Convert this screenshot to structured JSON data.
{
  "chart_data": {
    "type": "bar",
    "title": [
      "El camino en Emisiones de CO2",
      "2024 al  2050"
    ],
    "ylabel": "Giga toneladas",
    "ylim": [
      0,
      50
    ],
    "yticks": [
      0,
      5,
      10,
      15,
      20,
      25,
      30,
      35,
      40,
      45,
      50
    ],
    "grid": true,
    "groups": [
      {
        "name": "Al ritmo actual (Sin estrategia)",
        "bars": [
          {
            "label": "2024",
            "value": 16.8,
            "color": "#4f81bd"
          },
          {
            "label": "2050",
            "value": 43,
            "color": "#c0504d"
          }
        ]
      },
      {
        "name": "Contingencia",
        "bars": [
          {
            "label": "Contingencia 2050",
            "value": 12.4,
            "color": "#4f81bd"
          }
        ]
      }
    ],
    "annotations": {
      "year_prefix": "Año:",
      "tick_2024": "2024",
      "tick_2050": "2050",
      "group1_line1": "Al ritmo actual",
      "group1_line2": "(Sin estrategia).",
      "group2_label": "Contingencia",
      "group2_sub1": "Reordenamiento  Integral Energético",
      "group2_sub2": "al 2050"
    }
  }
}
*-*-*
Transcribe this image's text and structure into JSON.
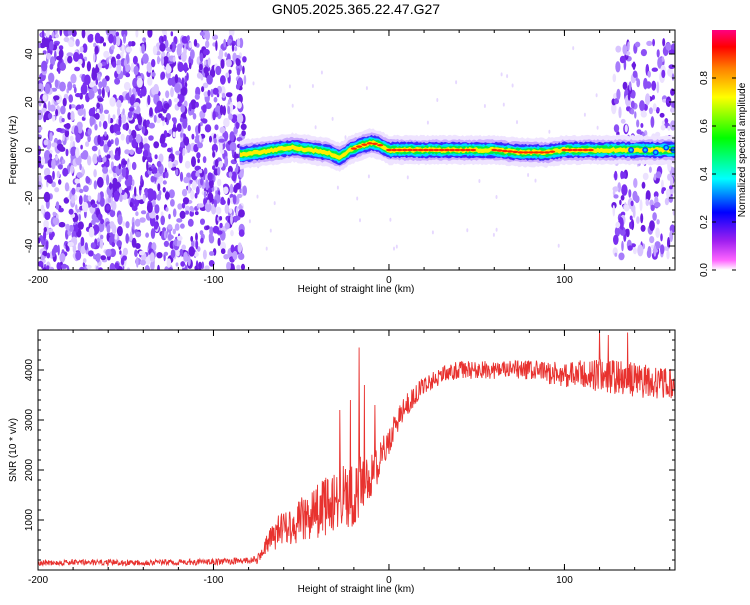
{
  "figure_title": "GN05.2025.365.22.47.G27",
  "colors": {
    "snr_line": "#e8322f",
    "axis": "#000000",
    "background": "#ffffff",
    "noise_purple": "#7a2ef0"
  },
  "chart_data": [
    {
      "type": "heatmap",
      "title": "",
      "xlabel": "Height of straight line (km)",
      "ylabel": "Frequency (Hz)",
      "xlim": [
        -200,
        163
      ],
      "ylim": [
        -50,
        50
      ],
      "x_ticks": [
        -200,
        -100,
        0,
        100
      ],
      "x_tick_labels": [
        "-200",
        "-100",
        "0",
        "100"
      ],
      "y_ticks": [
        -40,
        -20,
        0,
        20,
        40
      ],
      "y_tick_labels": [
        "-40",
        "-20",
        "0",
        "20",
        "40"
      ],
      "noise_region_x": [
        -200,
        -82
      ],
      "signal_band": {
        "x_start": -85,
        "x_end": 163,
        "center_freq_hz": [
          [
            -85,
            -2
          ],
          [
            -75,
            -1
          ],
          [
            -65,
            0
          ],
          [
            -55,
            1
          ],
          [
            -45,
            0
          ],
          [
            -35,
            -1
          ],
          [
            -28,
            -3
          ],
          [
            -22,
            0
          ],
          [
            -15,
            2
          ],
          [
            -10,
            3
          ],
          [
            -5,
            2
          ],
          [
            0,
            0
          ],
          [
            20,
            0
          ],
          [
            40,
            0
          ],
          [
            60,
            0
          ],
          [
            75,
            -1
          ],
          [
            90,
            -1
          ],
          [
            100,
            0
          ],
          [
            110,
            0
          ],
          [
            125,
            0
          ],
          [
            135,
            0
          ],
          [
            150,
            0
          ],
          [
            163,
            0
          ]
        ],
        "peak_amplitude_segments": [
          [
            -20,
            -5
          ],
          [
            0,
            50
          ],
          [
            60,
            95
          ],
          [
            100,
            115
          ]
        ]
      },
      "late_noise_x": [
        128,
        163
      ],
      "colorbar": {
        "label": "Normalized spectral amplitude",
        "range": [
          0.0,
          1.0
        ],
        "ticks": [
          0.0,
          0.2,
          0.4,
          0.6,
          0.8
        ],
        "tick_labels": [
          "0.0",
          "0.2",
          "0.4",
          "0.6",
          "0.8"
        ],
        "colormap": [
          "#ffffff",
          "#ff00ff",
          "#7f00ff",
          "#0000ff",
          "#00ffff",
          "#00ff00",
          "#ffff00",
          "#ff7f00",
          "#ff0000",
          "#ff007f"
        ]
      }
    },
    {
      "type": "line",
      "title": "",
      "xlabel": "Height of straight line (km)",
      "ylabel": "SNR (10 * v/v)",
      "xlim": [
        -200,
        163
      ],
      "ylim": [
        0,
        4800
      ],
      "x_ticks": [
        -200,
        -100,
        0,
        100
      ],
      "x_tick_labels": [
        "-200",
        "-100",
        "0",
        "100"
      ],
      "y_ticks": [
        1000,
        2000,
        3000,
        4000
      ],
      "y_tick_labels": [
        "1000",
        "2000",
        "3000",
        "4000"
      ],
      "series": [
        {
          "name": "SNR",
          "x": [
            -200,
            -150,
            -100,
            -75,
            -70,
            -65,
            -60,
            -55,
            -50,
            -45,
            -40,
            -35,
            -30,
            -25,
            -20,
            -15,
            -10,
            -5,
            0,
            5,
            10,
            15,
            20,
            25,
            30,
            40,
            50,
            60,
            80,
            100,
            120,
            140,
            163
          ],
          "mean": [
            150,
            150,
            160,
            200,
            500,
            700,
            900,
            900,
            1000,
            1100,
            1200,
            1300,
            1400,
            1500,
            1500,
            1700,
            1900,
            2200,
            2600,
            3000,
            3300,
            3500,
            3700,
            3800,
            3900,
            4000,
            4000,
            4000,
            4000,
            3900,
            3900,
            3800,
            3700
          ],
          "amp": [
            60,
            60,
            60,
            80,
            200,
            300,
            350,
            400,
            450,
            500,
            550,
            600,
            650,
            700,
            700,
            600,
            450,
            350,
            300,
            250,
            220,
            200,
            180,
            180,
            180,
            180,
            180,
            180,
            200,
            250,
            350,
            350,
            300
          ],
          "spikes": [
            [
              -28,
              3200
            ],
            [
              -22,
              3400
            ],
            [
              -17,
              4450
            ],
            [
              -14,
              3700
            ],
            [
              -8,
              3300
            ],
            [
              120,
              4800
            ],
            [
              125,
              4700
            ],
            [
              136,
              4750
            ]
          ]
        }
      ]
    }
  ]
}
*-*-*
REQUIREMENT
Filter the listing above for the string "actual" and copy every matching line.

ANSWER BELOW
        "name": "Al ritmo actual (Sin estrategia)",
      "group1_line1": "Al ritmo actual",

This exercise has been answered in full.